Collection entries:
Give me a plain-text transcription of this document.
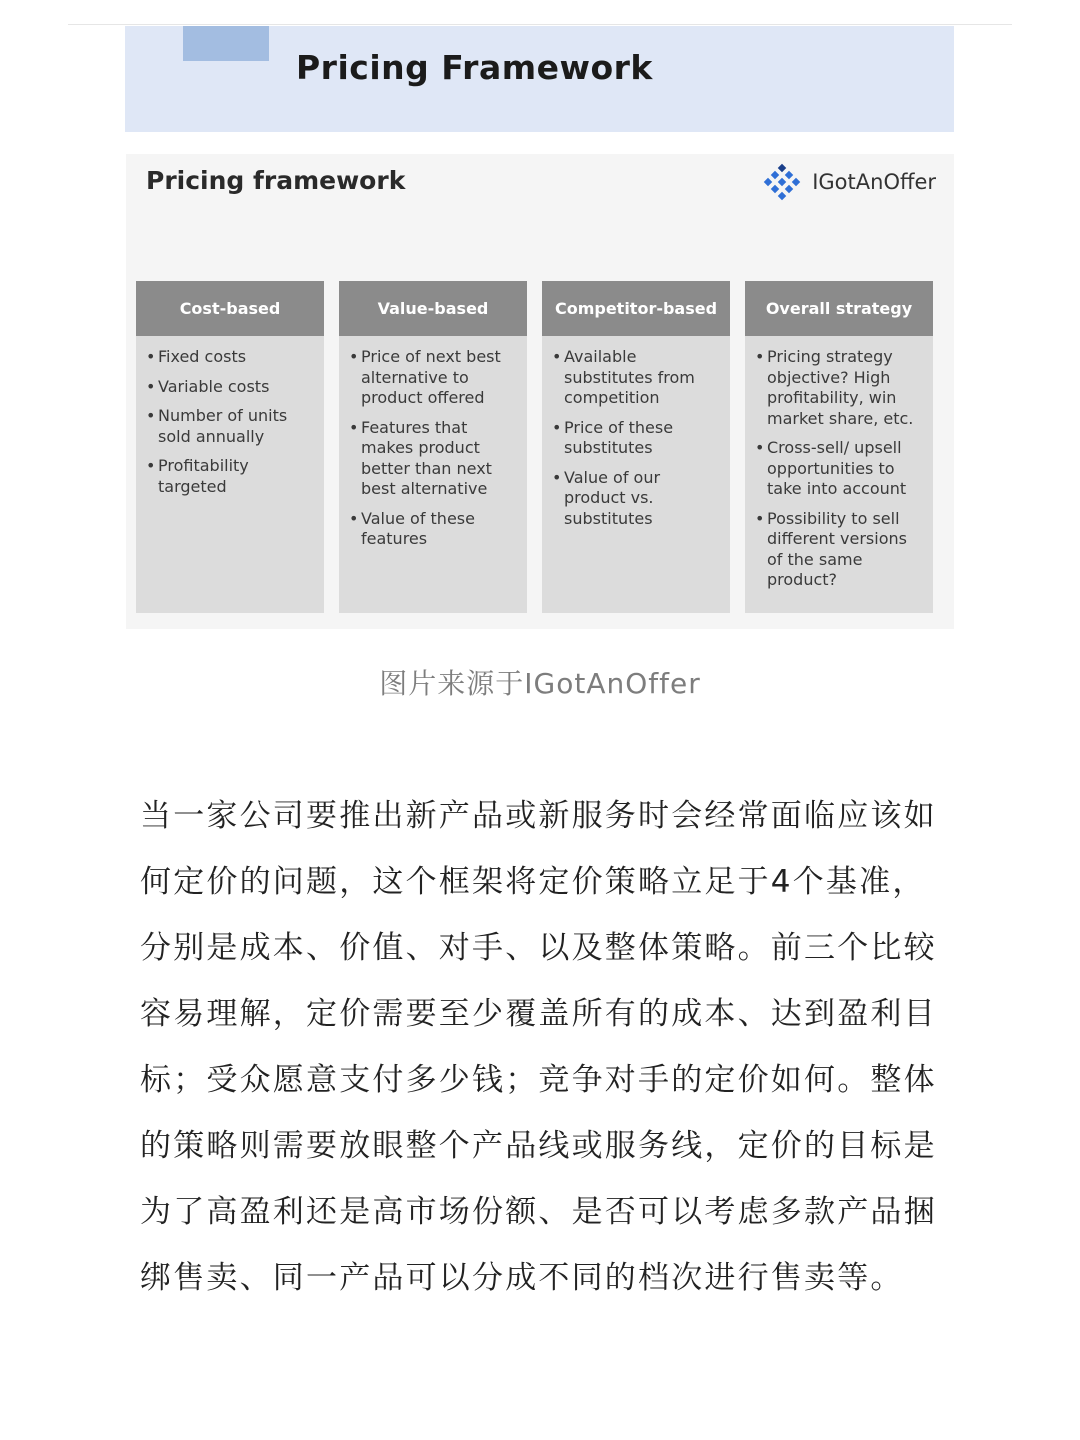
Pricing Framework
Pricing framework	IGotAnOffer
Cost-based
• Fixed costs
• Variable costs
• Number of units sold annually
• Profitability targeted
Value-based
• Price of next best alternative to product offered
• Features that makes product better than next best alternative
• Value of these features
Competitor-based
• Available substitutes from competition
• Price of these substitutes
• Value of our product vs. substitutes
Overall strategy
• Pricing strategy objective? High profitability, win market share, etc.
• Cross-sell/ upsell opportunities to take into account
• Possibility to sell different versions of the same product?
图片来源于IGotAnOffer

当一家公司要推出新产品或新服务时会经常面临应该如何定价的问题，这个框架将定价策略立足于4个基准，分别是成本、价值、对手、以及整体策略。前三个比较容易理解，定价需要至少覆盖所有的成本、达到盈利目标；受众愿意支付多少钱；竞争对手的定价如何。整体的策略则需要放眼整个产品线或服务线，定价的目标是为了高盈利还是高市场份额、是否可以考虑多款产品捆绑售卖、同一产品可以分成不同的档次进行售卖等。
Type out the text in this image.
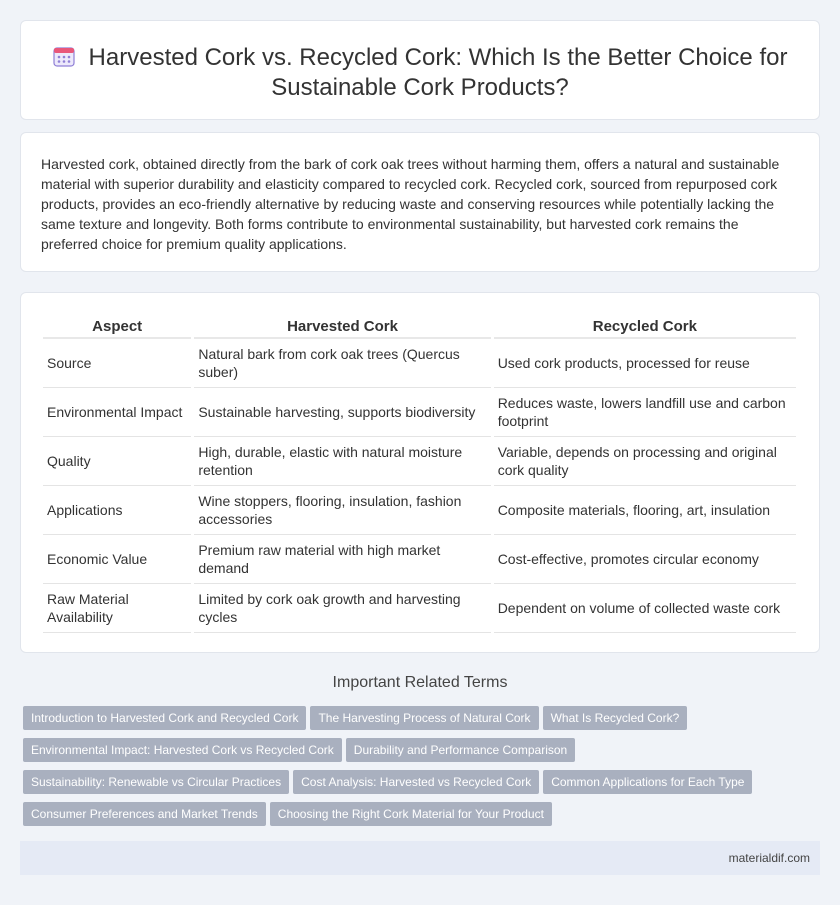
Harvested Cork vs. Recycled Cork: Which Is the Better Choice for
Sustainable Cork Products?

Harvested cork, obtained directly from the bark of cork oak trees without harming them, offers a natural and sustainable material with superior durability and elasticity compared to recycled cork. Recycled cork, sourced from repurposed cork products, provides an eco-friendly alternative by reducing waste and conserving resources while potentially lacking the same texture and longevity. Both forms contribute to environmental sustainability, but harvested cork remains the preferred choice for premium quality applications.

Aspect	Harvested Cork	Recycled Cork
Source	Natural bark from cork oak trees (Quercus suber)	Used cork products, processed for reuse
Environmental Impact	Sustainable harvesting, supports biodiversity	Reduces waste, lowers landfill use and carbon footprint
Quality	High, durable, elastic with natural moisture retention	Variable, depends on processing and original cork quality
Applications	Wine stoppers, flooring, insulation, fashion accessories	Composite materials, flooring, art, insulation
Economic Value	Premium raw material with high market demand	Cost-effective, promotes circular economy
Raw Material Availability	Limited by cork oak growth and harvesting cycles	Dependent on volume of collected waste cork
Important Related Terms
Introduction to Harvested Cork and Recycled Cork The Harvesting Process of Natural Cork What Is Recycled Cork?
Environmental Impact: Harvested Cork vs Recycled Cork Durability and Performance Comparison
Sustainability: Renewable vs Circular Practices Cost Analysis: Harvested vs Recycled Cork Common Applications for Each Type
Consumer Preferences and Market Trends Choosing the Right Cork Material for Your Product
materialdif.com
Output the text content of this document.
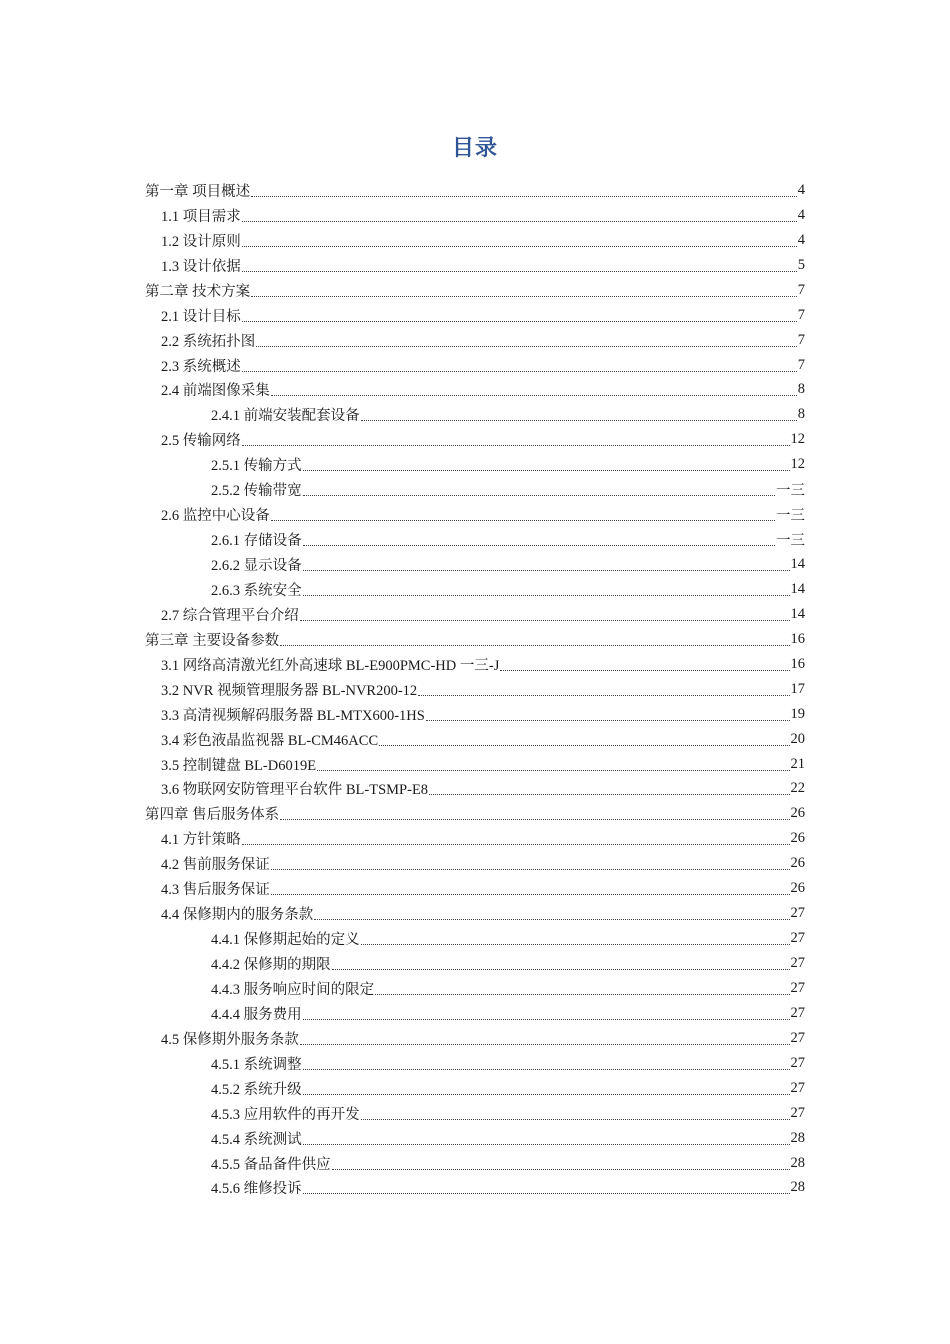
目录
第一章 项目概述	4
1.1 项目需求	4
1.2 设计原则	4
1.3 设计依据	5
第二章 技术方案	7
2.1 设计目标	7
2.2 系统拓扑图	7
2.3 系统概述	7
2.4 前端图像采集	8
2.4.1 前端安装配套设备	8
2.5 传输网络	12
2.5.1 传输方式	12
2.5.2 传输带宽	一三
2.6 监控中心设备	一三
2.6.1 存储设备	一三
2.6.2 显示设备	14
2.6.3 系统安全	14
2.7 综合管理平台介绍	14
第三章 主要设备参数	16
3.1 网络高清激光红外高速球 BL-E900PMC-HD 一三-J	16
3.2 NVR 视频管理服务器 BL-NVR200-12	17
3.3 高清视频解码服务器 BL-MTX600-1HS	19
3.4 彩色液晶监视器 BL-CM46ACC	20
3.5 控制键盘 BL-D6019E	21
3.6 物联网安防管理平台软件 BL-TSMP-E8	22
第四章 售后服务体系	26
4.1 方针策略	26
4.2 售前服务保证	26
4.3 售后服务保证	26
4.4 保修期内的服务条款	27
4.4.1 保修期起始的定义	27
4.4.2 保修期的期限	27
4.4.3 服务响应时间的限定	27
4.4.4 服务费用	27
4.5 保修期外服务条款	27
4.5.1 系统调整	27
4.5.2 系统升级	27
4.5.3 应用软件的再开发	27
4.5.4 系统测试	28
4.5.5 备品备件供应	28
4.5.6 维修投诉	28
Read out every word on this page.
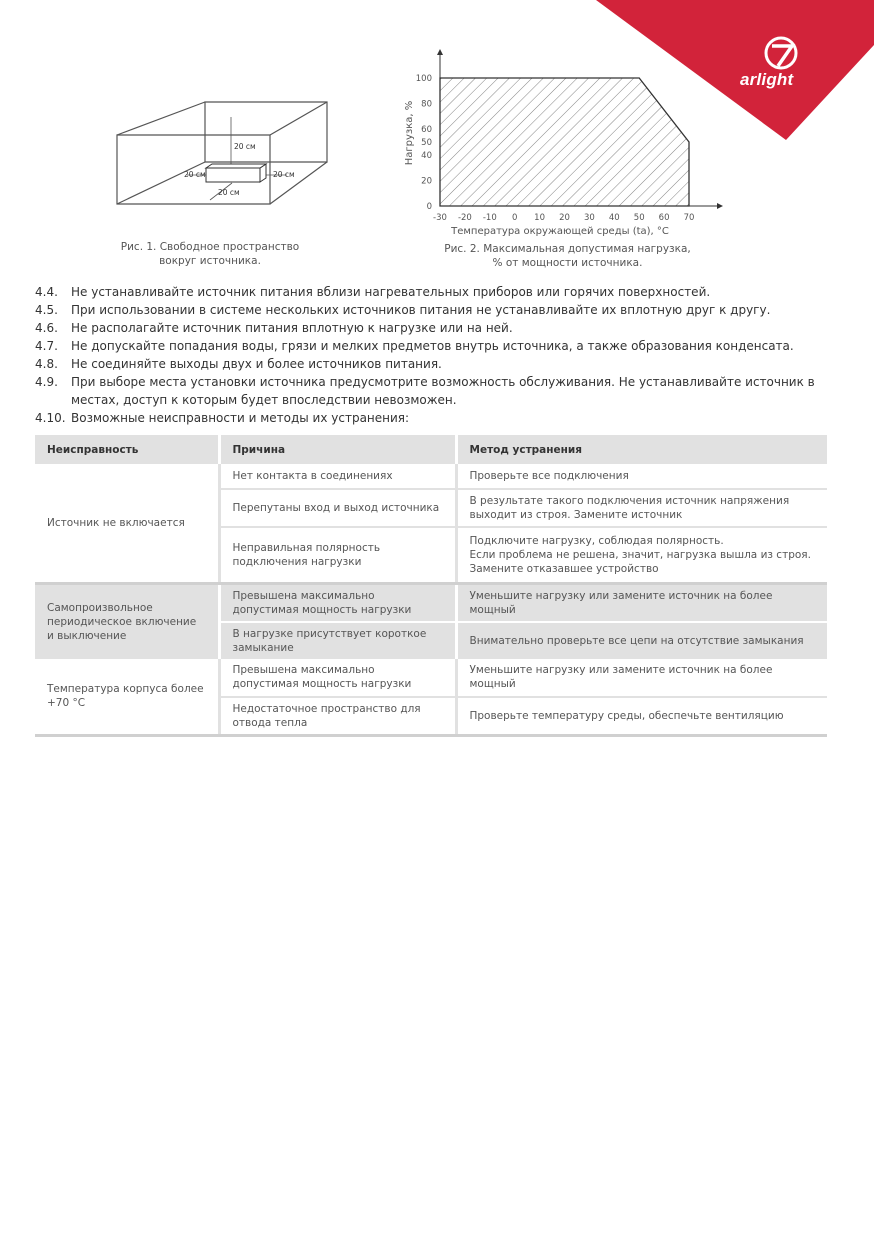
arlight
20 см
20 см	20 см
20 см
Рис. 1. Свободное пространство
вокруг источника.
-30 -20 -10 0 10 20 30 40 50 60 70
0
20
40
50
60
80
100
Температура окружающей среды (ta), °С
Нагрузка, %
Рис. 2. Максимальная допустимая нагрузка,
% от мощности источника.
4.4.	Не устанавливайте источник питания вблизи нагревательных приборов или горячих поверхностей.
4.5.	При использовании в системе нескольких источников питания не устанавливайте их вплотную друг к другу.
4.6.	Не располагайте источник питания вплотную к нагрузке или на ней.
4.7.	Не допускайте попадания воды, грязи и мелких предметов внутрь источника, а также образования конденсата.
4.8.	Не соединяйте выходы двух и более источников питания.
4.9.	При выборе места установки источника предусмотрите возможность обслуживания. Не устанавливайте источник в местах, доступ к которым будет впоследствии невозможен.
4.10. Возможные неисправности и методы их устранения:
Неисправность	Причина	Метод устранения
Источник не включается	Нет контакта в соединениях	Проверьте все подключения
	Перепутаны вход и выход источника	В результате такого подключения источник напряжения выходит из строя. Замените источник
	Неправильная полярность подключения нагрузки	Подключите нагрузку, соблюдая полярность.
Если проблема не решена, значит, нагрузка вышла из строя.
Замените отказавшее устройство
Самопроизвольное периодическое включение и выключение	Превышена максимально допустимая мощность нагрузки	Уменьшите нагрузку или замените источник на более мощный
	В нагрузке присутствует короткое замыкание	Внимательно проверьте все цепи на отсутствие замыкания
Температура корпуса более +70 °С	Превышена максимально допустимая мощность нагрузки	Уменьшите нагрузку или замените источник на более мощный
	Недостаточное пространство для отвода тепла	Проверьте температуру среды, обеспечьте вентиляцию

(TASK DESCRIPTION) Repeat the listing above exactly, with no pictures.

(EXERCISE RESPONSE)
Give me a plain-text transcription of this document.
Pricing Framework
Pricing framework	IGotAnOffer
Cost-based
• Fixed costs
• Variable costs
• Number of units sold annually
• Profitability targeted
Value-based
• Price of next best alternative to product offered
• Features that makes product better than next best alternative
• Value of these features
Competitor-based
• Available substitutes from competition
• Price of these substitutes
• Value of our product vs. substitutes
Overall strategy
• Pricing strategy objective? High profitability, win market share, etc.
• Cross-sell/ upsell opportunities to take into account
• Possibility to sell different versions of the same product?
图片来源于IGotAnOffer

当一家公司要推出新产品或新服务时会经常面临应该如何定价的问题，这个框架将定价策略立足于4个基准，分别是成本、价值、对手、以及整体策略。前三个比较容易理解，定价需要至少覆盖所有的成本、达到盈利目标；受众愿意支付多少钱；竞争对手的定价如何。整体的策略则需要放眼整个产品线或服务线，定价的目标是为了高盈利还是高市场份额、是否可以考虑多款产品捆绑售卖、同一产品可以分成不同的档次进行售卖等。
Type out the text in this image.
Harvested Cork vs. Recycled Cork: Which Is the Better Choice for
Sustainable Cork Products?

Harvested cork, obtained directly from the bark of cork oak trees without harming them, offers a natural and sustainable material with superior durability and elasticity compared to recycled cork. Recycled cork, sourced from repurposed cork products, provides an eco-friendly alternative by reducing waste and conserving resources while potentially lacking the same texture and longevity. Both forms contribute to environmental sustainability, but harvested cork remains the preferred choice for premium quality applications.

Aspect	Harvested Cork	Recycled Cork
Source	Natural bark from cork oak trees (Quercus suber)	Used cork products, processed for reuse
Environmental Impact	Sustainable harvesting, supports biodiversity	Reduces waste, lowers landfill use and carbon footprint
Quality	High, durable, elastic with natural moisture retention	Variable, depends on processing and original cork quality
Applications	Wine stoppers, flooring, insulation, fashion accessories	Composite materials, flooring, art, insulation
Economic Value	Premium raw material with high market demand	Cost-effective, promotes circular economy
Raw Material Availability	Limited by cork oak growth and harvesting cycles	Dependent on volume of collected waste cork
Important Related Terms
Introduction to Harvested Cork and Recycled Cork The Harvesting Process of Natural Cork What Is Recycled Cork?
Environmental Impact: Harvested Cork vs Recycled Cork Durability and Performance Comparison
Sustainability: Renewable vs Circular Practices Cost Analysis: Harvested vs Recycled Cork Common Applications for Each Type
Consumer Preferences and Market Trends Choosing the Right Cork Material for Your Product
materialdif.com
Output the text content of this document.
目录
第一章 项目概述	4
1.1 项目需求	4
1.2 设计原则	4
1.3 设计依据	5
第二章 技术方案	7
2.1 设计目标	7
2.2 系统拓扑图	7
2.3 系统概述	7
2.4 前端图像采集	8
2.4.1 前端安装配套设备	8
2.5 传输网络	12
2.5.1 传输方式	12
2.5.2 传输带宽	一三
2.6 监控中心设备	一三
2.6.1 存储设备	一三
2.6.2 显示设备	14
2.6.3 系统安全	14
2.7 综合管理平台介绍	14
第三章 主要设备参数	16
3.1 网络高清激光红外高速球 BL-E900PMC-HD 一三-J	16
3.2 NVR 视频管理服务器 BL-NVR200-12	17
3.3 高清视频解码服务器 BL-MTX600-1HS	19
3.4 彩色液晶监视器 BL-CM46ACC	20
3.5 控制键盘 BL-D6019E	21
3.6 物联网安防管理平台软件 BL-TSMP-E8	22
第四章 售后服务体系	26
4.1 方针策略	26
4.2 售前服务保证	26
4.3 售后服务保证	26
4.4 保修期内的服务条款	27
4.4.1 保修期起始的定义	27
4.4.2 保修期的期限	27
4.4.3 服务响应时间的限定	27
4.4.4 服务费用	27
4.5 保修期外服务条款	27
4.5.1 系统调整	27
4.5.2 系统升级	27
4.5.3 应用软件的再开发	27
4.5.4 系统测试	28
4.5.5 备品备件供应	28
4.5.6 维修投诉	28
Read out every word on this page.
arlight
20 см
20 см	20 см
20 см
Рис. 1. Свободное пространство
вокруг источника.
-30 -20 -10 0 10 20 30 40 50 60 70
0
20
40
50
60
80
100
Температура окружающей среды (ta), °С
Нагрузка, %
Рис. 2. Максимальная допустимая нагрузка,
% от мощности источника.
4.4.	Не устанавливайте источник питания вблизи нагревательных приборов или горячих поверхностей.
4.5.	При использовании в системе нескольких источников питания не устанавливайте их вплотную друг к другу.
4.6.	Не располагайте источник питания вплотную к нагрузке или на ней.
4.7.	Не допускайте попадания воды, грязи и мелких предметов внутрь источника, а также образования конденсата.
4.8.	Не соединяйте выходы двух и более источников питания.
4.9.	При выборе места установки источника предусмотрите возможность обслуживания. Не устанавливайте источник в местах, доступ к которым будет впоследствии невозможен.
4.10. Возможные неисправности и методы их устранения:
Неисправность	Причина	Метод устранения
Источник не включается	Нет контакта в соединениях	Проверьте все подключения
	Перепутаны вход и выход источника	В результате такого подключения источник напряжения выходит из строя. Замените источник
	Неправильная полярность подключения нагрузки	Подключите нагрузку, соблюдая полярность.
Если проблема не решена, значит, нагрузка вышла из строя.
Замените отказавшее устройство
Самопроизвольное периодическое включение и выключение	Превышена максимально допустимая мощность нагрузки	Уменьшите нагрузку или замените источник на более мощный
	В нагрузке присутствует короткое замыкание	Внимательно проверьте все цепи на отсутствие замыкания
Температура корпуса более +70 °С	Превышена максимально допустимая мощность нагрузки	Уменьшите нагрузку или замените источник на более мощный
	Недостаточное пространство для отвода тепла	Проверьте температуру среды, обеспечьте вентиляцию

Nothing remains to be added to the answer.